»»
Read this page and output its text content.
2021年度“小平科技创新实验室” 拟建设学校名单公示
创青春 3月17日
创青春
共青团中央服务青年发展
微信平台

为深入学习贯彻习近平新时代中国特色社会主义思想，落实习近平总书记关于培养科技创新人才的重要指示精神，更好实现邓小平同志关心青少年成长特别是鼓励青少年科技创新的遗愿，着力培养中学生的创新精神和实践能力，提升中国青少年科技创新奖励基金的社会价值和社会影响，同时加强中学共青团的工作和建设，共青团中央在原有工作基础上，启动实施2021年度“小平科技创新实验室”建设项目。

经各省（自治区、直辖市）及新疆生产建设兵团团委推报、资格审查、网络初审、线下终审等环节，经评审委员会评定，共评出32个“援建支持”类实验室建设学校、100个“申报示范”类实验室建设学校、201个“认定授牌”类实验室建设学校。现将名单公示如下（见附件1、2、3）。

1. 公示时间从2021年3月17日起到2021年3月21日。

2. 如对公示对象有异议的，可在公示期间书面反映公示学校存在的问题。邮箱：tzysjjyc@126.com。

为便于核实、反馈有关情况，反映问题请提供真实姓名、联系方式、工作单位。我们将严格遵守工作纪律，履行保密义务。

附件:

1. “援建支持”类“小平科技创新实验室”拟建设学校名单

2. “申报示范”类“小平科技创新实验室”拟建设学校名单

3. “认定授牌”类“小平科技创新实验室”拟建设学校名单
««
DIRECTIONS FOR THIS TASK | From the records above, extract every entry verbatim.

RESULT OF THE EXERCISE |
Read this page and output its text content.
2021年度“小平科技创新实验室” 拟建设学校名单公示
创青春 3月17日
创青春
共青团中央服务青年发展
微信平台

为深入学习贯彻习近平新时代中国特色社会主义思想，落实习近平总书记关于培养科技创新人才的重要指示精神，更好实现邓小平同志关心青少年成长特别是鼓励青少年科技创新的遗愿，着力培养中学生的创新精神和实践能力，提升中国青少年科技创新奖励基金的社会价值和社会影响，同时加强中学共青团的工作和建设，共青团中央在原有工作基础上，启动实施2021年度“小平科技创新实验室”建设项目。

经各省（自治区、直辖市）及新疆生产建设兵团团委推报、资格审查、网络初审、线下终审等环节，经评审委员会评定，共评出32个“援建支持”类实验室建设学校、100个“申报示范”类实验室建设学校、201个“认定授牌”类实验室建设学校。现将名单公示如下（见附件1、2、3）。

1. 公示时间从2021年3月17日起到2021年3月21日。

2. 如对公示对象有异议的，可在公示期间书面反映公示学校存在的问题。邮箱：tzysjjyc@126.com。

为便于核实、反馈有关情况，反映问题请提供真实姓名、联系方式、工作单位。我们将严格遵守工作纪律，履行保密义务。

附件:

1. “援建支持”类“小平科技创新实验室”拟建设学校名单

2. “申报示范”类“小平科技创新实验室”拟建设学校名单

3. “认定授牌”类“小平科技创新实验室”拟建设学校名单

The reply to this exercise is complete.